(Part of a data file)
start
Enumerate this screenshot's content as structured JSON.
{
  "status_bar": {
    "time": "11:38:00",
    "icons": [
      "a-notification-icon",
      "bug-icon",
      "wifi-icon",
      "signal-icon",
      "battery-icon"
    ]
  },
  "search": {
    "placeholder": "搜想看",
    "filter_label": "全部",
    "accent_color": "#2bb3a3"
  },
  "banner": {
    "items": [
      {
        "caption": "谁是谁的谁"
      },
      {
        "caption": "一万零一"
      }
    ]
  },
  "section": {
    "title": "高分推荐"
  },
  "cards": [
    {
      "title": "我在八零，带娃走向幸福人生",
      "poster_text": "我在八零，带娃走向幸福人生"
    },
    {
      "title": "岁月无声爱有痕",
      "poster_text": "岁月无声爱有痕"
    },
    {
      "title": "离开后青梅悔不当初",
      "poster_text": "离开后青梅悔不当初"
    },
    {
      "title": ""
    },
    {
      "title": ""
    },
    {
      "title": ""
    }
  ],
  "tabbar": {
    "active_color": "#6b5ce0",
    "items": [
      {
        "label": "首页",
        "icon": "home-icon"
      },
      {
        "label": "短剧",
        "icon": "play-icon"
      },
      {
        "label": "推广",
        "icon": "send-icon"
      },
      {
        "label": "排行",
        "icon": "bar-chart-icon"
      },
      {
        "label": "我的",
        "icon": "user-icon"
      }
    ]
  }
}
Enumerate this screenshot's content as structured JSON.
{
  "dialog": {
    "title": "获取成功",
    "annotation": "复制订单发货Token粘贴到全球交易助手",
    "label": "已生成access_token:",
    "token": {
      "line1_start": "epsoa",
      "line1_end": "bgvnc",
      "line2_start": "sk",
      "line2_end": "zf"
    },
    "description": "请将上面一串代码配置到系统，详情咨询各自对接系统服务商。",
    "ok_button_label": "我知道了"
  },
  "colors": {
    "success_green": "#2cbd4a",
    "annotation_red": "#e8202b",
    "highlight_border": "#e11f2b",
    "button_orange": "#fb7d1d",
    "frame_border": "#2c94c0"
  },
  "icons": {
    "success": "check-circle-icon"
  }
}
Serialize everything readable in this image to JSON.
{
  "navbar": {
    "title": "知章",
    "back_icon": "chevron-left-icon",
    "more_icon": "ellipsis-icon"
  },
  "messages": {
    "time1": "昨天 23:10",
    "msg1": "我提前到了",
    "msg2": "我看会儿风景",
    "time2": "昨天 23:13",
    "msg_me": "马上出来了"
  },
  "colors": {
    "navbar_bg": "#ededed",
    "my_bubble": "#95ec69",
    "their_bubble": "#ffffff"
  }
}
end
Goal
Please restate the records in full, word for word.

Exercise output
Enumerate this screenshot's content as structured JSON.
{
  "status_bar": {
    "time": "11:38:00",
    "icons": [
      "a-notification-icon",
      "bug-icon",
      "wifi-icon",
      "signal-icon",
      "battery-icon"
    ]
  },
  "search": {
    "placeholder": "搜想看",
    "filter_label": "全部",
    "accent_color": "#2bb3a3"
  },
  "banner": {
    "items": [
      {
        "caption": "谁是谁的谁"
      },
      {
        "caption": "一万零一"
      }
    ]
  },
  "section": {
    "title": "高分推荐"
  },
  "cards": [
    {
      "title": "我在八零，带娃走向幸福人生",
      "poster_text": "我在八零，带娃走向幸福人生"
    },
    {
      "title": "岁月无声爱有痕",
      "poster_text": "岁月无声爱有痕"
    },
    {
      "title": "离开后青梅悔不当初",
      "poster_text": "离开后青梅悔不当初"
    },
    {
      "title": ""
    },
    {
      "title": ""
    },
    {
      "title": ""
    }
  ],
  "tabbar": {
    "active_color": "#6b5ce0",
    "items": [
      {
        "label": "首页",
        "icon": "home-icon"
      },
      {
        "label": "短剧",
        "icon": "play-icon"
      },
      {
        "label": "推广",
        "icon": "send-icon"
      },
      {
        "label": "排行",
        "icon": "bar-chart-icon"
      },
      {
        "label": "我的",
        "icon": "user-icon"
      }
    ]
  }
}
Enumerate this screenshot's content as structured JSON.
{
  "dialog": {
    "title": "获取成功",
    "annotation": "复制订单发货Token粘贴到全球交易助手",
    "label": "已生成access_token:",
    "token": {
      "line1_start": "epsoa",
      "line1_end": "bgvnc",
      "line2_start": "sk",
      "line2_end": "zf"
    },
    "description": "请将上面一串代码配置到系统，详情咨询各自对接系统服务商。",
    "ok_button_label": "我知道了"
  },
  "colors": {
    "success_green": "#2cbd4a",
    "annotation_red": "#e8202b",
    "highlight_border": "#e11f2b",
    "button_orange": "#fb7d1d",
    "frame_border": "#2c94c0"
  },
  "icons": {
    "success": "check-circle-icon"
  }
}
Serialize everything readable in this image to JSON.
{
  "navbar": {
    "title": "知章",
    "back_icon": "chevron-left-icon",
    "more_icon": "ellipsis-icon"
  },
  "messages": {
    "time1": "昨天 23:10",
    "msg1": "我提前到了",
    "msg2": "我看会儿风景",
    "time2": "昨天 23:13",
    "msg_me": "马上出来了"
  },
  "colors": {
    "navbar_bg": "#ededed",
    "my_bubble": "#95ec69",
    "their_bubble": "#ffffff"
  }
}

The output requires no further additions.